§ Set exercise
Track down the lines that contain "JSON" and copy them.

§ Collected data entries
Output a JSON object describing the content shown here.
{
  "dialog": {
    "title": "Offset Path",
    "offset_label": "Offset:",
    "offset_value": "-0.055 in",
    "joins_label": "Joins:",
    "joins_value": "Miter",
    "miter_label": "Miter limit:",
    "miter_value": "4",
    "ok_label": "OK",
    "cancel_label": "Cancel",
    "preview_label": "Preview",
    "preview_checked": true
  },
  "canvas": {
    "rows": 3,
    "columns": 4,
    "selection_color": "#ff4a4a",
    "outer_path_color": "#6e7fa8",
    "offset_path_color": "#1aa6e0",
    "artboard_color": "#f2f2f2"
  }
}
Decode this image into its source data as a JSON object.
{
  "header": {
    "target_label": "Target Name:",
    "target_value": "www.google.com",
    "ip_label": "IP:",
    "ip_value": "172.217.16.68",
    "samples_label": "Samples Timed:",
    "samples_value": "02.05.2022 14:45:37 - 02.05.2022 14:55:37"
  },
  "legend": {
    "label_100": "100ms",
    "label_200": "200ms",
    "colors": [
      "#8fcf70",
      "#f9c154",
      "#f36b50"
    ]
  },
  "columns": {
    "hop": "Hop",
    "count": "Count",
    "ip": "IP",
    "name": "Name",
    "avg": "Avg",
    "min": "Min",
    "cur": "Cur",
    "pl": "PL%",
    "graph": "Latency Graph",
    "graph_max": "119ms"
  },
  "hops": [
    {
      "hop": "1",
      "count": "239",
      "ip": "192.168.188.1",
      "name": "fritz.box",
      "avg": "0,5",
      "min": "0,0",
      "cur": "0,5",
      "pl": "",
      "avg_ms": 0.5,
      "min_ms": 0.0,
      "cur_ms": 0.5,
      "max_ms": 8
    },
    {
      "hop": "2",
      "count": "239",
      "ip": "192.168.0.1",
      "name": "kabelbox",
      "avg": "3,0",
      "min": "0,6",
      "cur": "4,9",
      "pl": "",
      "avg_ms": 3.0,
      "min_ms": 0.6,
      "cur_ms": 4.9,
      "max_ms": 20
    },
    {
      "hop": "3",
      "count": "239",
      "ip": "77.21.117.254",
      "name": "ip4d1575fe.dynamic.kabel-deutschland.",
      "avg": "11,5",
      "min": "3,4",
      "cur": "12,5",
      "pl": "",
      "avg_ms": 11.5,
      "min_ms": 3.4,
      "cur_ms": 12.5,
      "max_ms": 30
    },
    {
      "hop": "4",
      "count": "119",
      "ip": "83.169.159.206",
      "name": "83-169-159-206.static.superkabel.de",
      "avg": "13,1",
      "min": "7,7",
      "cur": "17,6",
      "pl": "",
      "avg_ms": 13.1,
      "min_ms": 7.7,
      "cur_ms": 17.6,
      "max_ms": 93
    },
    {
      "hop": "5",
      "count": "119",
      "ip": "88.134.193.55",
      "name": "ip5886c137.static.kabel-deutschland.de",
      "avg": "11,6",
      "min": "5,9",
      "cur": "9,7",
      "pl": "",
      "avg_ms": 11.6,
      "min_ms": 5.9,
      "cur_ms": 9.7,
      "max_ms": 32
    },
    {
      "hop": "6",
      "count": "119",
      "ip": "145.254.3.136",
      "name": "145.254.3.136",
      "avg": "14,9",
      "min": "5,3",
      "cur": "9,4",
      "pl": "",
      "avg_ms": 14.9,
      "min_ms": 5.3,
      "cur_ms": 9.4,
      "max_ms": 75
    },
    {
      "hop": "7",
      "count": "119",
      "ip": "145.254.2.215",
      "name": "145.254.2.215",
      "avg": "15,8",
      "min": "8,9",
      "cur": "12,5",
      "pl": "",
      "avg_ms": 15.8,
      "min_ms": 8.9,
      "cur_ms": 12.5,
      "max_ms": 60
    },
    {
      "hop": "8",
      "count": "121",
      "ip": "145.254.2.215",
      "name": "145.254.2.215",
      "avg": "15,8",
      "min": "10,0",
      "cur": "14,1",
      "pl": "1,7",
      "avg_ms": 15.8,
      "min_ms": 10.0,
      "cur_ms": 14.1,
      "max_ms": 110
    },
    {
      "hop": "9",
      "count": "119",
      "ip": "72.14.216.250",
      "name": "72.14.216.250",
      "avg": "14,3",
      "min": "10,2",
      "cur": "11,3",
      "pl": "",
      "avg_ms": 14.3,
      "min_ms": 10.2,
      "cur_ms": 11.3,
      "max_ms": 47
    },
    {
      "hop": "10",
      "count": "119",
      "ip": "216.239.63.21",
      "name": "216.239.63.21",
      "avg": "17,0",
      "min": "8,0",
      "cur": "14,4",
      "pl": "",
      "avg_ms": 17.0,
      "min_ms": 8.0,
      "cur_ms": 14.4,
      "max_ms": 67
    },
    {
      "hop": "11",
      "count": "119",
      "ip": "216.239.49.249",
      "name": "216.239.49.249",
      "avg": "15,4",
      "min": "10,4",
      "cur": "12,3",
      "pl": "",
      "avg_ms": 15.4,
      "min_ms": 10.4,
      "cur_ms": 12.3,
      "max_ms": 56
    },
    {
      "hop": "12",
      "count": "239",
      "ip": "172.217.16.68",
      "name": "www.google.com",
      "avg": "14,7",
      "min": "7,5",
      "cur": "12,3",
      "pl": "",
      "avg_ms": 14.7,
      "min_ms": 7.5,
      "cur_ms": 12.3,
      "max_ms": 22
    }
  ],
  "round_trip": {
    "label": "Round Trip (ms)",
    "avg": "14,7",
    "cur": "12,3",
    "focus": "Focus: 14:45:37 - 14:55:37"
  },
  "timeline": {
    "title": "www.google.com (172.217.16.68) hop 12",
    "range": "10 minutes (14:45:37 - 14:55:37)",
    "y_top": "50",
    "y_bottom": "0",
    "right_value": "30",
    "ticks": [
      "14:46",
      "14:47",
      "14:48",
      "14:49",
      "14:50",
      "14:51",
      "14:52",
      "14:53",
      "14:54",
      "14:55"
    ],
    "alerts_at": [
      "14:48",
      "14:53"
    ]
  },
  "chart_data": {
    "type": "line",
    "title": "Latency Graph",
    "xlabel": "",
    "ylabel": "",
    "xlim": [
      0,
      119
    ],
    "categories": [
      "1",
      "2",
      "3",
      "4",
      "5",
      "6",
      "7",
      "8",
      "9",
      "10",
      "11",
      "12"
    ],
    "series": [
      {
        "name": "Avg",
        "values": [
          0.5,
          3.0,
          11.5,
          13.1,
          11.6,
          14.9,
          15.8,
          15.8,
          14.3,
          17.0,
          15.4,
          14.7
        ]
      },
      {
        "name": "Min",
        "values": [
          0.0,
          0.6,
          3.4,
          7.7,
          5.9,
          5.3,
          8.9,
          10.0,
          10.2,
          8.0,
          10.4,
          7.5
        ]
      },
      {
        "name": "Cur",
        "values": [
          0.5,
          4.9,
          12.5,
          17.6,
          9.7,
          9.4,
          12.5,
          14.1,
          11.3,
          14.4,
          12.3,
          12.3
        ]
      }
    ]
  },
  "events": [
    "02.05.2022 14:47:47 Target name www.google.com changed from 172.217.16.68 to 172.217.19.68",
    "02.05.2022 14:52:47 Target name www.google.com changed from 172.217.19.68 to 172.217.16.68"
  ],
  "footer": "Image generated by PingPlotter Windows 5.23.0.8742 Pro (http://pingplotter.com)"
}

§ Complete answer
Output a JSON object describing the content shown here.
Decode this image into its source data as a JSON object.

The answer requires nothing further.